(PROBLEM TO WORK ON)
Retype each line of the material exactly, please, skipping any picture in it.

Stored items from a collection
□ □ □ □ □

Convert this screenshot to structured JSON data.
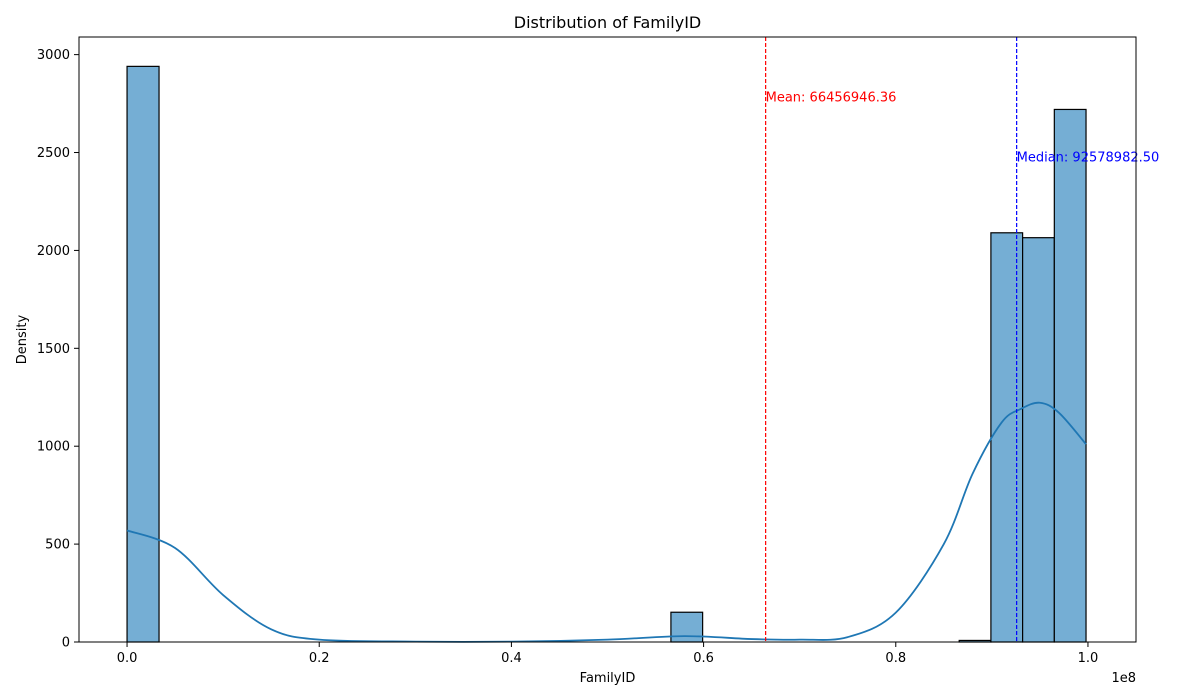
{
  "chart_data": {
    "type": "bar",
    "title": "Distribution of FamilyID",
    "xlabel": "FamilyID",
    "ylabel": "Density",
    "x_offset_label": "1e8",
    "xlim": [
      -5000000,
      105000000
    ],
    "ylim": [
      0,
      3090
    ],
    "xticks": [
      0,
      20000000,
      40000000,
      60000000,
      80000000,
      100000000
    ],
    "xtick_labels": [
      "0.0",
      "0.2",
      "0.4",
      "0.6",
      "0.8",
      "1.0"
    ],
    "yticks": [
      0,
      500,
      1000,
      1500,
      2000,
      2500,
      3000
    ],
    "ytick_labels": [
      "0",
      "500",
      "1000",
      "1500",
      "2000",
      "2500",
      "3000"
    ],
    "grid": false,
    "histogram": {
      "color": "#75aed4",
      "edge_color": "#000000",
      "bins": [
        {
          "start": 0,
          "end": 3330000,
          "count": 2940
        },
        {
          "start": 56600000,
          "end": 59900000,
          "count": 152
        },
        {
          "start": 86600000,
          "end": 89900000,
          "count": 8
        },
        {
          "start": 89900000,
          "end": 93200000,
          "count": 2090
        },
        {
          "start": 93200000,
          "end": 96500000,
          "count": 2065
        },
        {
          "start": 96500000,
          "end": 99800000,
          "count": 2720
        }
      ]
    },
    "kde": {
      "color": "#1f77b4",
      "x": [
        0,
        5000000,
        10000000,
        15000000,
        20000000,
        30000000,
        40000000,
        50000000,
        58000000,
        65000000,
        70000000,
        75000000,
        80000000,
        85000000,
        88000000,
        91000000,
        93000000,
        95000000,
        97000000,
        99800000
      ],
      "y": [
        570,
        480,
        240,
        65,
        12,
        2,
        2,
        12,
        30,
        15,
        12,
        25,
        150,
        500,
        860,
        1120,
        1190,
        1222,
        1170,
        1010
      ]
    },
    "reference_lines": [
      {
        "name": "mean",
        "value": 66456946.36,
        "color": "#ff0000",
        "label": "Mean: 66456946.36",
        "label_y": 2760
      },
      {
        "name": "median",
        "value": 92578982.5,
        "color": "#0000ff",
        "label": "Median: 92578982.50",
        "label_y": 2455
      }
    ]
  }
}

□ □ □ □ □

(SOLVED PROBLEM)
Convert this screenshot to structured JSON data.
{
  "chart_data": {
    "type": "bar",
    "title": "Distribution of FamilyID",
    "xlabel": "FamilyID",
    "ylabel": "Density",
    "x_offset_label": "1e8",
    "xlim": [
      -5000000,
      105000000
    ],
    "ylim": [
      0,
      3090
    ],
    "xticks": [
      0,
      20000000,
      40000000,
      60000000,
      80000000,
      100000000
    ],
    "xtick_labels": [
      "0.0",
      "0.2",
      "0.4",
      "0.6",
      "0.8",
      "1.0"
    ],
    "yticks": [
      0,
      500,
      1000,
      1500,
      2000,
      2500,
      3000
    ],
    "ytick_labels": [
      "0",
      "500",
      "1000",
      "1500",
      "2000",
      "2500",
      "3000"
    ],
    "grid": false,
    "histogram": {
      "color": "#75aed4",
      "edge_color": "#000000",
      "bins": [
        {
          "start": 0,
          "end": 3330000,
          "count": 2940
        },
        {
          "start": 56600000,
          "end": 59900000,
          "count": 152
        },
        {
          "start": 86600000,
          "end": 89900000,
          "count": 8
        },
        {
          "start": 89900000,
          "end": 93200000,
          "count": 2090
        },
        {
          "start": 93200000,
          "end": 96500000,
          "count": 2065
        },
        {
          "start": 96500000,
          "end": 99800000,
          "count": 2720
        }
      ]
    },
    "kde": {
      "color": "#1f77b4",
      "x": [
        0,
        5000000,
        10000000,
        15000000,
        20000000,
        30000000,
        40000000,
        50000000,
        58000000,
        65000000,
        70000000,
        75000000,
        80000000,
        85000000,
        88000000,
        91000000,
        93000000,
        95000000,
        97000000,
        99800000
      ],
      "y": [
        570,
        480,
        240,
        65,
        12,
        2,
        2,
        12,
        30,
        15,
        12,
        25,
        150,
        500,
        860,
        1120,
        1190,
        1222,
        1170,
        1010
      ]
    },
    "reference_lines": [
      {
        "name": "mean",
        "value": 66456946.36,
        "color": "#ff0000",
        "label": "Mean: 66456946.36",
        "label_y": 2760
      },
      {
        "name": "median",
        "value": 92578982.5,
        "color": "#0000ff",
        "label": "Median: 92578982.50",
        "label_y": 2455
      }
    ]
  }
}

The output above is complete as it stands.